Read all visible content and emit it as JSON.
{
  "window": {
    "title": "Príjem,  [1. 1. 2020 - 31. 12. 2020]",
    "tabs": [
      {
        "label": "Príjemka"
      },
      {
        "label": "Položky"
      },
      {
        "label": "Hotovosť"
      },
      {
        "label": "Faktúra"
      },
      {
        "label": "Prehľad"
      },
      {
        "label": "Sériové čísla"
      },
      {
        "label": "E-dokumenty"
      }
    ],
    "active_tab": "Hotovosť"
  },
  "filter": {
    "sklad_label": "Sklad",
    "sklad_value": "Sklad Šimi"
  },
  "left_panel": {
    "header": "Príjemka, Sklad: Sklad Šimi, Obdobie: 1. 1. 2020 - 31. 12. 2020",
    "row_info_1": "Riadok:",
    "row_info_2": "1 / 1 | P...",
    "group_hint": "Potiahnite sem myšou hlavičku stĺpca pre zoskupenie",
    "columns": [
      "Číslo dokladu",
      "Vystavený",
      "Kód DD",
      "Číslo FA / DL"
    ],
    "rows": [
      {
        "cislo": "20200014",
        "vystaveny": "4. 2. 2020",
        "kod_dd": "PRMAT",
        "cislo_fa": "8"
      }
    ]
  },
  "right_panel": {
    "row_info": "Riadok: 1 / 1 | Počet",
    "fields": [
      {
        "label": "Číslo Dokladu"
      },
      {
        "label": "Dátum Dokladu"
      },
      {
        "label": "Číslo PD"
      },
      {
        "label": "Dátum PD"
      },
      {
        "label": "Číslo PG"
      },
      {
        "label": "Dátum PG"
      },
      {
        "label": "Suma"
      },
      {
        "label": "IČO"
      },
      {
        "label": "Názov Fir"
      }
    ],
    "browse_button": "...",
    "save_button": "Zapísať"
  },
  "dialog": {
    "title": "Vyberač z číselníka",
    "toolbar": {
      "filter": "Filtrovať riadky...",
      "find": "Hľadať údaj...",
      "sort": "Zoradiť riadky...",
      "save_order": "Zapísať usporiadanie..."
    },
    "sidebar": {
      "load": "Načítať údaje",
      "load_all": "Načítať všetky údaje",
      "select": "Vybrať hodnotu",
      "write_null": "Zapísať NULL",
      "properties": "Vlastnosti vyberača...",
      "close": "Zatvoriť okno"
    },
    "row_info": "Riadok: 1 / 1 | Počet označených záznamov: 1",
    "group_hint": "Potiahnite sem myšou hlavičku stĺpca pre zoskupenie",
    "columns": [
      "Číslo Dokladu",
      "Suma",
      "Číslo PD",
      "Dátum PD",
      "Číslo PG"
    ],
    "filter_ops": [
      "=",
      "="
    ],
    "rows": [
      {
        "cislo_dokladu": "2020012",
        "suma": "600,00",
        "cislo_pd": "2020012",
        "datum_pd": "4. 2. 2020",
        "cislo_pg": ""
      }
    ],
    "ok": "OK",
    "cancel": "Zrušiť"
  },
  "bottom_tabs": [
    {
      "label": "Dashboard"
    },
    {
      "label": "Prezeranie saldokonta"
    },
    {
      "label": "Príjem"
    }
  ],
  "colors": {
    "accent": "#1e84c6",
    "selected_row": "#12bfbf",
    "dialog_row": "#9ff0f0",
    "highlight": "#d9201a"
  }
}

——

=== Work to be completed ===
Your answer should be a single number: the count of lines in the data that include the word "Sklad".

=== Result of this exercise ===
3